Dataset items
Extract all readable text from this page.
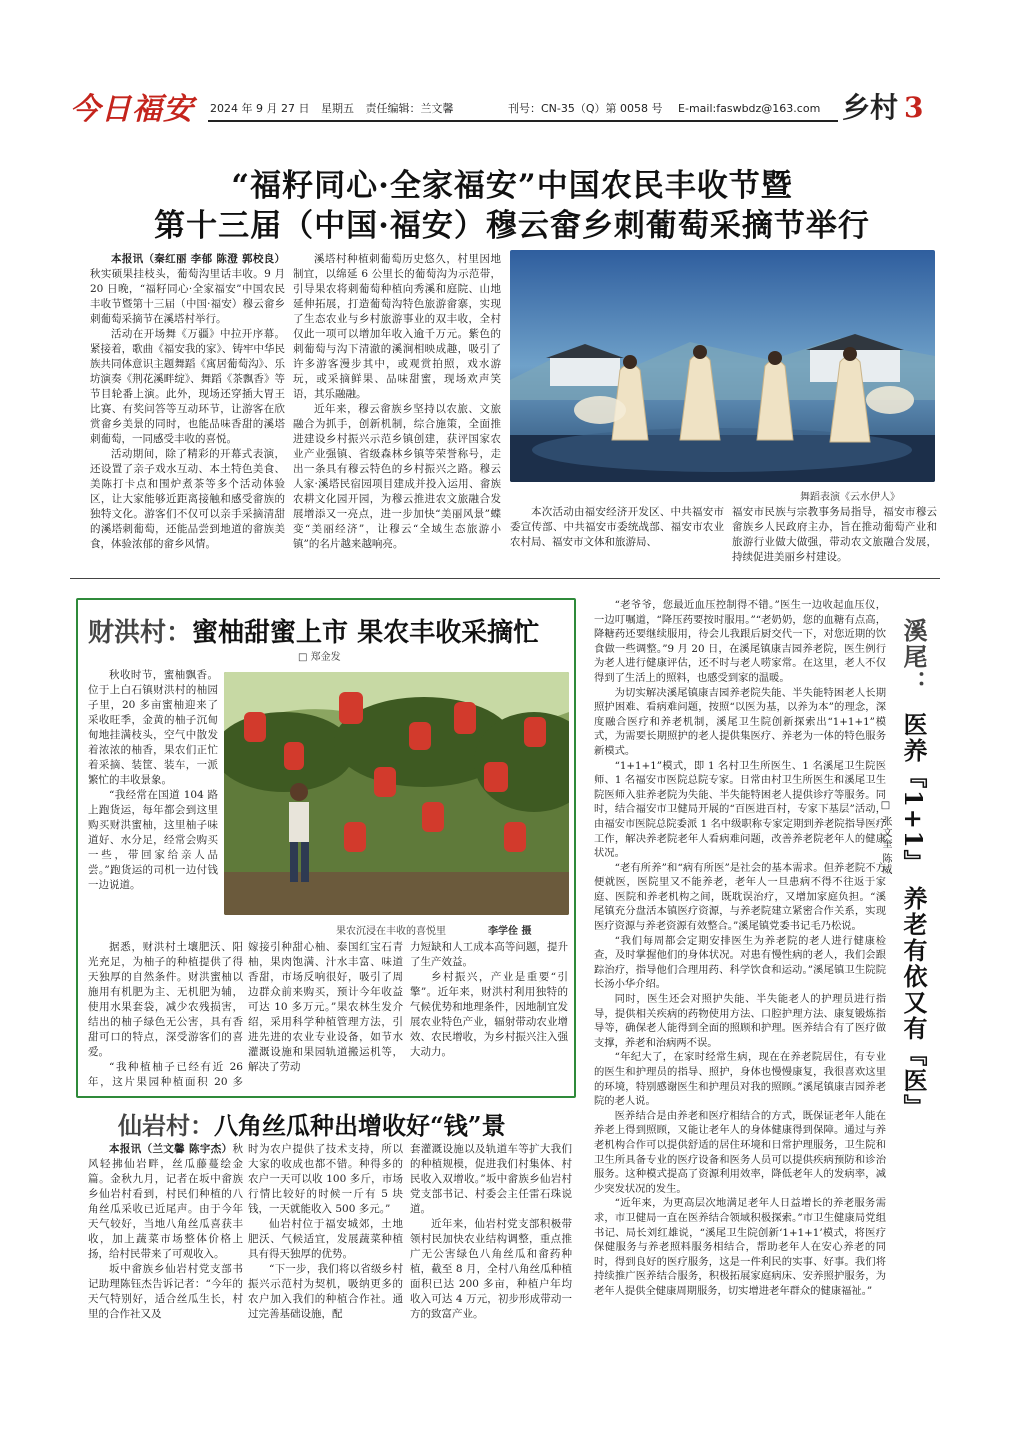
今日福安 2024 年 9 月 27 日 星期五 责任编辑：兰文馨	刊号：CN-35（Q）第 0058 号 E-mail:faswbdz@163.com 乡村 3
“福籽同心·全家福安”中国农民丰收节暨
第十三届（中国·福安）穆云畲乡刺葡萄采摘节举行

本报讯（秦红丽 李郁 陈澄 郭校良）秋实硕果挂枝头，葡萄沟里话丰收。9 月 20 日晚，“福籽同心·全家福安”中国农民丰收节暨第十三届（中国·福安）穆云畲乡刺葡萄采摘节在溪塔村举行。

活动在开场舞《万疆》中拉开序幕。紧接着，歌曲《福安我的家》、铸牢中华民族共同体意识主题舞蹈《寓居葡萄沟》、乐坊演奏《荆花溪畔绽》、舞蹈《茶飘香》等节目轮番上演。此外，现场还穿插大胃王比赛、有奖问答等互动环节，让游客在欣赏畲乡美景的同时，也能品味香甜的溪塔刺葡萄，一同感受丰收的喜悦。

活动期间，除了精彩的开幕式表演，还设置了亲子戏水互动、本土特色美食、美陈打卡点和围炉煮茶等多个活动体验区，让大家能够近距离接触和感受畲族的独特文化。游客们不仅可以亲手采摘清甜的溪塔刺葡萄，还能品尝到地道的畲族美食，体验浓郁的畲乡风情。

溪塔村种植刺葡萄历史悠久，村里因地制宜，以绵延 6 公里长的葡萄沟为示范带，引导果农将刺葡萄种植向秀溪和庭院、山地延伸拓展，打造葡萄沟特色旅游畲寨，实现了生态农业与乡村旅游事业的双丰收，全村仅此一项可以增加年收入逾千万元。紫色的刺葡萄与沟下清澈的溪涧相映成趣，吸引了许多游客漫步其中，或观赏拍照，戏水游玩，或采摘鲜果、品味甜蜜，现场欢声笑语，其乐融融。

近年来，穆云畲族乡坚持以农旅、文旅融合为抓手，创新机制，综合施策，全面推进建设乡村振兴示范乡镇创建，获评国家农业产业强镇、省级森林乡镇等荣誉称号，走出一条具有穆云特色的乡村振兴之路。穆云人家·溪塔民宿园项目建成并投入运用、畲族农耕文化园开园，为穆云推进农文旅融合发展增添又一亮点，进一步加快“美丽风景”蝶变“美丽经济”，让穆云“全域生态旅游小镇”的名片越来越响亮。

舞蹈表演《云水伊人》

本次活动由福安经济开发区、中共福安市委宣传部、中共福安市委统战部、福安市农业农村局、福安市文体和旅游局、

福安市民族与宗教事务局指导，福安市穆云畲族乡人民政府主办，旨在推动葡萄产业和旅游行业做大做强，带动农文旅融合发展，持续促进美丽乡村建设。

财洪村：蜜柚甜蜜上市 果农丰收采摘忙
□ 郑金发

秋收时节，蜜柚飘香。位于上白石镇财洪村的柚园子里，20 多亩蜜柚迎来了采收旺季，金黄的柚子沉甸甸地挂满枝头，空气中散发着浓浓的柚香，果农们正忙着采摘、装筐、装车，一派繁忙的丰收景象。

“我经常在国道 104 路上跑货运，每年都会到这里购买财洪蜜柚，这里柚子味道好、水分足，经常会购买一些，带回家给亲人品尝。”跑货运的司机一边付钱一边说道。

果农沉浸在丰收的喜悦里	李学佺 摄

据悉，财洪村土壤肥沃、阳光充足，为柚子的种植提供了得天独厚的自然条件。财洪蜜柚以施用有机肥为主、无机肥为辅，使用水果套袋，减少农残损害，结出的柚子绿色无公害，具有香甜可口的特点，深受游客们的喜爱。

“我种植柚子已经有近 26 年，这片果园种植面积 20 多

嫁接引种甜心柚、泰国红宝石青柚，果肉饱满、汁水丰富、味道香甜，市场反响很好，吸引了周边群众前来购买，预计今年收益可达 10 多万元。”果农林生发介绍，采用科学种植管理方法，引进先进的农业专业设备，如节水灌溉设施和果园轨道搬运机等，解决了劳动

力短缺和人工成本高等问题，提升了生产效益。

乡村振兴，产业是重要“引擎”。近年来，财洪村利用独特的气候优势和地理条件，因地制宜发展农业特色产业，辐射带动农业增效、农民增收，为乡村振兴注入强大动力。

仙岩村：八角丝瓜种出增收好“钱”景

本报讯（兰文馨 陈宇杰）秋风轻拂仙岩畔，丝瓜藤蔓绘金篇。金秋九月，记者在坂中畲族乡仙岩村看到，村民们种植的八角丝瓜采收已近尾声。由于今年天气较好，当地八角丝瓜喜获丰收，加上蔬菜市场整体价格上扬，给村民带来了可观收入。

坂中畲族乡仙岩村党支部书记助理陈钰杰告诉记者：“今年的天气特别好，适合丝瓜生长，村里的合作社又及

时为农户提供了技术支持，所以大家的收成也都不错。种得多的农户一天可以收 100 多斤，市场行情比较好的时候一斤有 5 块钱，一天就能收入 500 多元。”

仙岩村位于福安城郊，土地肥沃、气候适宜，发展蔬菜种植具有得天独厚的优势。

“下一步，我们将以省级乡村振兴示范村为契机，吸纳更多的农户加入我们的种植合作社。通过完善基础设施，配

套灌溉设施以及轨道车等扩大我们的种植规模，促进我们村集体、村民收入双增收。”坂中畲族乡仙岩村党支部书记、村委会主任雷石珠说道。

近年来，仙岩村党支部积极带领村民加快农业结构调整，重点推广无公害绿色八角丝瓜和畲药种植，截至 8 月，全村八角丝瓜种植面积已达 200 多亩，种植户年均收入可达 4 万元，初步形成带动一方的致富产业。

“老爷爷，您最近血压控制得不错。”医生一边收起血压仪，一边叮嘱道，“降压药要按时服用。”“老奶奶，您的血糖有点高，降糖药还要继续服用，待会儿我跟后厨交代一下，对您近期的饮食做一些调整。”9 月 20 日，在溪尾镇康吉园养老院，医生例行为老人进行健康评估，还不时与老人唠家常。在这里，老人不仅得到了生活上的照料，也感受到家的温暖。

为切实解决溪尾镇康吉园养老院失能、半失能特困老人长期照护困难、看病难问题，按照“以医为基，以养为本”的理念，深度融合医疗和养老机制，溪尾卫生院创新探索出“1+1+1”模式，为需要长期照护的老人提供集医疗、养老为一体的特色服务新模式。

“1+1+1”模式，即 1 名村卫生所医生、1 名溪尾卫生院医师、1 名福安市医院总院专家。日常由村卫生所医生和溪尾卫生院医师入驻养老院为失能、半失能特困老人提供诊疗等服务。同时，结合福安市卫健局开展的“百医进百村，专家下基层”活动，由福安市医院总院委派 1 名中级职称专家定期到养老院指导医疗工作，解决养老院老年人看病难问题，改善养老院老年人的健康状况。

“老有所养”和“病有所医”是社会的基本需求。但养老院不方便就医，医院里又不能养老，老年人一旦患病不得不往返于家庭、医院和养老机构之间，既耽误治疗，又增加家庭负担。“溪尾镇充分盘活本镇医疗资源，与养老院建立紧密合作关系，实现医疗资源与养老资源有效整合。”溪尾镇党委书记毛乃松说。

“我们每周都会定期安排医生为养老院的老人进行健康检查，及时掌握他们的身体状况。对患有慢性病的老人，我们会跟踪治疗，指导他们合理用药、科学饮食和运动。”溪尾镇卫生院院长汤小华介绍。

同时，医生还会对照护失能、半失能老人的护理员进行指导，提供相关疾病的药物使用方法、口腔护理方法、康复锻炼指导等，确保老人能得到全面的照顾和护理。医养结合有了医疗做支撑，养老和治病两不误。

“年纪大了，在家时经常生病，现在在养老院居住，有专业的医生和护理员的指导、照护，身体也慢慢康复，我很喜欢这里的环境，特别感谢医生和护理员对我的照顾。”溪尾镇康吉园养老院的老人说。

医养结合是由养老和医疗相结合的方式，既保证老年人能在养老上得到照顾，又能让老年人的身体健康得到保障。通过与养老机构合作可以提供舒适的居住环境和日常护理服务，卫生院和卫生所具备专业的医疗设备和医务人员可以提供疾病预防和诊治服务。这种模式提高了资源利用效率，降低老年人的发病率，减少突发状况的发生。

“近年来，为更高层次地满足老年人日益增长的养老服务需求，市卫健局一直在医养结合领域积极探索。”市卫生健康局党组书记、局长刘红雄说，“溪尾卫生院创新‘1+1+1’模式，将医疗保健服务与养老照料服务相结合，帮助老年人在安心养老的同时，得到良好的医疗服务，这是一件利民的实事、好事。我们将持续推广医养结合服务，积极拓展家庭病床、安养照护服务，为老年人提供全健康周期服务，切实增进老年群众的健康福祉。”

溪尾：
医养『1+1』 养老有依又有『医』
□ 张文奎 陈威
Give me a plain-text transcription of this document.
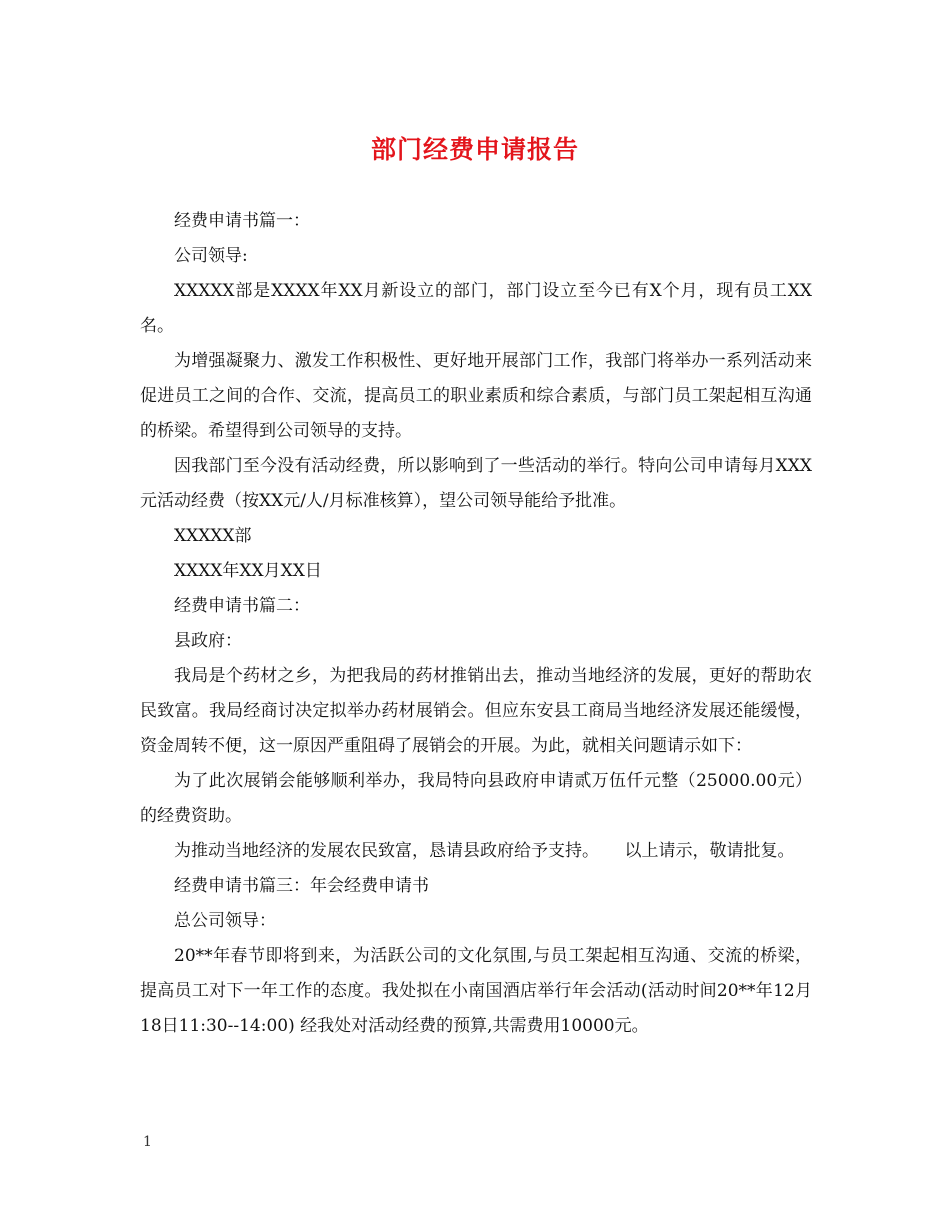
部门经费申请报告

经费申请书篇一：

公司领导:

XXXXX部是XXXX年XX月新设立的部门，部门设立至今已有X个月，现有员工XX名。

为增强凝聚力、激发工作积极性、更好地开展部门工作，我部门将举办一系列活动来促进员工之间的合作、交流，提高员工的职业素质和综合素质，与部门员工架起相互沟通的桥梁。希望得到公司领导的支持。

因我部门至今没有活动经费，所以影响到了一些活动的举行。特向公司申请每月XXX元活动经费（按XX元/人/月标准核算），望公司领导能给予批准。

XXXXX部

XXXX年XX月XX日

经费申请书篇二：

县政府：

我局是个药材之乡，为把我局的药材推销出去，推动当地经济的发展，更好的帮助农民致富。我局经商讨决定拟举办药材展销会。但应东安县工商局当地经济发展还能缓慢，资金周转不便，这一原因严重阻碍了展销会的开展。为此，就相关问题请示如下：

为了此次展销会能够顺利举办，我局特向县政府申请贰万伍仟元整（25000.00元）的经费资助。

为推动当地经济的发展农民致富，恳请县政府给予支持。　　以上请示，敬请批复。

经费申请书篇三：年会经费申请书

总公司领导：

20**年春节即将到来，为活跃公司的文化氛围,与员工架起相互沟通、交流的桥梁，提高员工对下一年工作的态度。我处拟在小南国酒店举行年会活动(活动时间20**年12月18日11:30--14:00) 经我处对活动经费的预算,共需费用10000元。

1
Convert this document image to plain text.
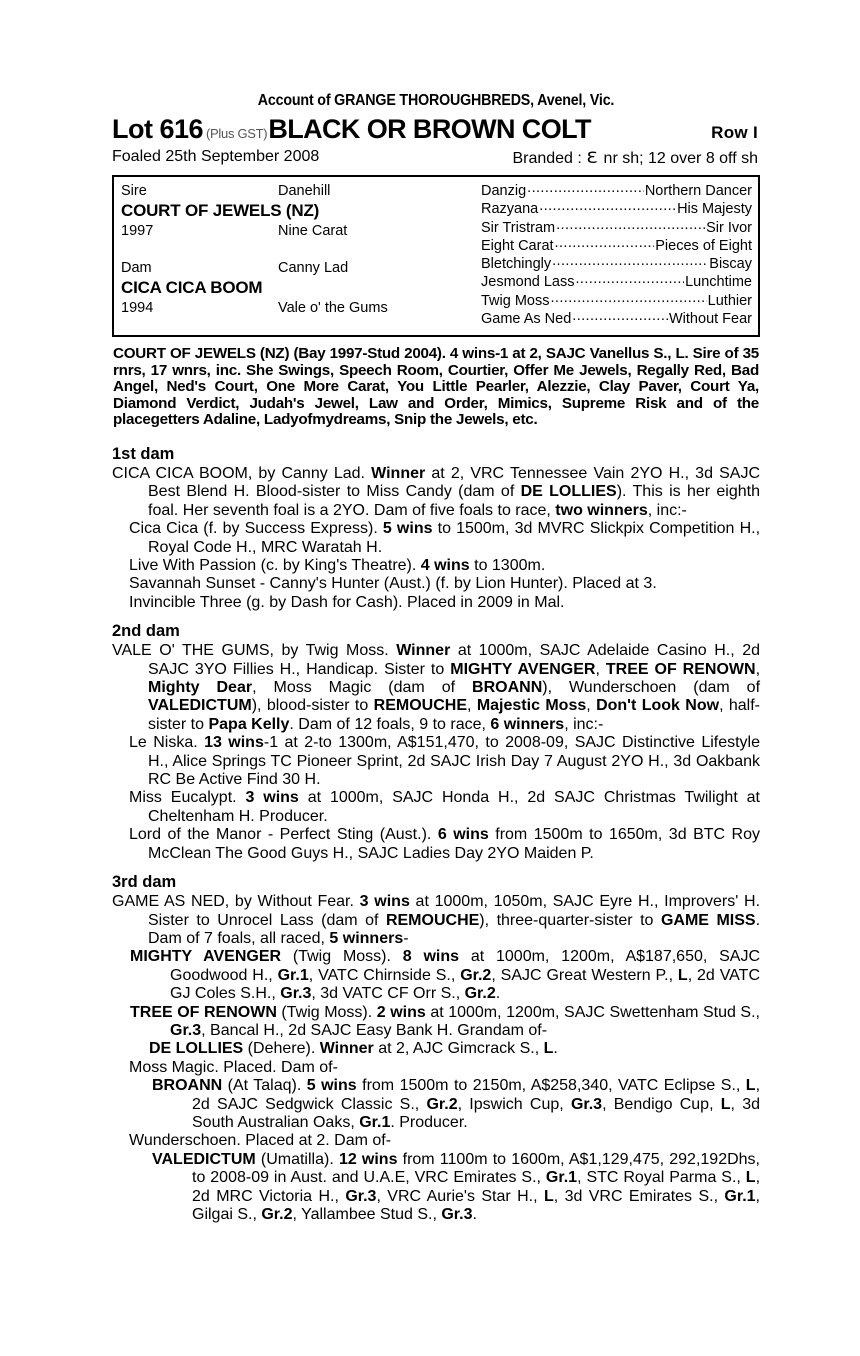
Account of GRANGE THOROUGHBREDS, Avenel, Vic.
Lot 616 (Plus GST) BLACK OR BROWN COLT	Row I
Foaled 25th September 2008	Branded : Ɛ nr sh; 12 over 8 off sh
Sire	Danehill
COURT OF JEWELS (NZ)
1997	Nine Carat

Dam	Canny Lad
CICA CICA BOOM
1994	Vale o' the Gums
Danzig .....	Northern Dancer
Razyana .....	His Majesty
Sir Tristram .....	Sir Ivor
Eight Carat .....	Pieces of Eight
Bletchingly .....	Biscay
Jesmond Lass .....	Lunchtime
Twig Moss .....	Luthier
Game As Ned .....	Without Fear
COURT OF JEWELS (NZ) (Bay 1997-Stud 2004). 4 wins-1 at 2, SAJC Vanellus S., L. Sire of 35 rnrs, 17 wnrs, inc. She Swings, Speech Room, Courtier, Offer Me Jewels, Regally Red, Bad Angel, Ned's Court, One More Carat, You Little Pearler, Alezzie, Clay Paver, Court Ya, Diamond Verdict, Judah's Jewel, Law and Order, Mimics, Supreme Risk and of the placegetters Adaline, Ladyofmydreams, Snip the Jewels, etc.
1st dam

CICA CICA BOOM, by Canny Lad. Winner at 2, VRC Tennessee Vain 2YO H., 3d SAJC Best Blend H. Blood-sister to Miss Candy (dam of DE LOLLIES). This is her eighth foal. Her seventh foal is a 2YO. Dam of five foals to race, two winners, inc:-

Cica Cica (f. by Success Express). 5 wins to 1500m, 3d MVRC Slickpix Competition H., Royal Code H., MRC Waratah H.

Live With Passion (c. by King's Theatre). 4 wins to 1300m.

Savannah Sunset - Canny's Hunter (Aust.) (f. by Lion Hunter). Placed at 3.

Invincible Three (g. by Dash for Cash). Placed in 2009 in Mal.

2nd dam

VALE O' THE GUMS, by Twig Moss. Winner at 1000m, SAJC Adelaide Casino H., 2d SAJC 3YO Fillies H., Handicap. Sister to MIGHTY AVENGER, TREE OF RENOWN, Mighty Dear, Moss Magic (dam of BROANN), Wunderschoen (dam of VALEDICTUM), blood-sister to REMOUCHE, Majestic Moss, Don't Look Now, half-sister to Papa Kelly. Dam of 12 foals, 9 to race, 6 winners, inc:-

Le Niska. 13 wins-1 at 2-to 1300m, A$151,470, to 2008-09, SAJC Distinctive Lifestyle H., Alice Springs TC Pioneer Sprint, 2d SAJC Irish Day 7 August 2YO H., 3d Oakbank RC Be Active Find 30 H.

Miss Eucalypt. 3 wins at 1000m, SAJC Honda H., 2d SAJC Christmas Twilight at Cheltenham H. Producer.

Lord of the Manor - Perfect Sting (Aust.). 6 wins from 1500m to 1650m, 3d BTC Roy McClean The Good Guys H., SAJC Ladies Day 2YO Maiden P.

3rd dam

GAME AS NED, by Without Fear. 3 wins at 1000m, 1050m, SAJC Eyre H., Improvers' H. Sister to Unrocel Lass (dam of REMOUCHE), three-quarter-sister to GAME MISS. Dam of 7 foals, all raced, 5 winners-

MIGHTY AVENGER (Twig Moss). 8 wins at 1000m, 1200m, A$187,650, SAJC Goodwood H., Gr.1, VATC Chirnside S., Gr.2, SAJC Great Western P., L, 2d VATC GJ Coles S.H., Gr.3, 3d VATC CF Orr S., Gr.2.

TREE OF RENOWN (Twig Moss). 2 wins at 1000m, 1200m, SAJC Swettenham Stud S., Gr.3, Bancal H., 2d SAJC Easy Bank H. Grandam of-

DE LOLLIES (Dehere). Winner at 2, AJC Gimcrack S., L.

Moss Magic. Placed. Dam of-

BROANN (At Talaq). 5 wins from 1500m to 2150m, A$258,340, VATC Eclipse S., L, 2d SAJC Sedgwick Classic S., Gr.2, Ipswich Cup, Gr.3, Bendigo Cup, L, 3d South Australian Oaks, Gr.1. Producer.

Wunderschoen. Placed at 2. Dam of-

VALEDICTUM (Umatilla). 12 wins from 1100m to 1600m, A$1,129,475, 292,192Dhs, to 2008-09 in Aust. and U.A.E, VRC Emirates S., Gr.1, STC Royal Parma S., L, 2d MRC Victoria H., Gr.3, VRC Aurie's Star H., L, 3d VRC Emirates S., Gr.1, Gilgai S., Gr.2, Yallambee Stud S., Gr.3.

*WRITTEN TASK*. Pull out and copy each line containing the string "VALEDICTUM".

*IN RESPONSE*.
VALE O' THE GUMS, by Twig Moss. Winner at 1000m, SAJC Adelaide Casino H., 2d SAJC 3YO Fillies H., Handicap. Sister to MIGHTY AVENGER, TREE OF RENOWN, Mighty Dear, Moss Magic (dam of BROANN), Wunderschoen (dam of VALEDICTUM), blood-sister to REMOUCHE, Majestic Moss, Don't Look Now, half-sister to Papa Kelly. Dam of 12 foals, 9 to race, 6 winners, inc:-
VALEDICTUM (Umatilla). 12 wins from 1100m to 1600m, A$1,129,475, 292,192Dhs, to 2008-09 in Aust. and U.A.E, VRC Emirates S., Gr.1, STC Royal Parma S., L, 2d MRC Victoria H., Gr.3, VRC Aurie's Star H., L, 3d VRC Emirates S., Gr.1, Gilgai S., Gr.2, Yallambee Stud S., Gr.3.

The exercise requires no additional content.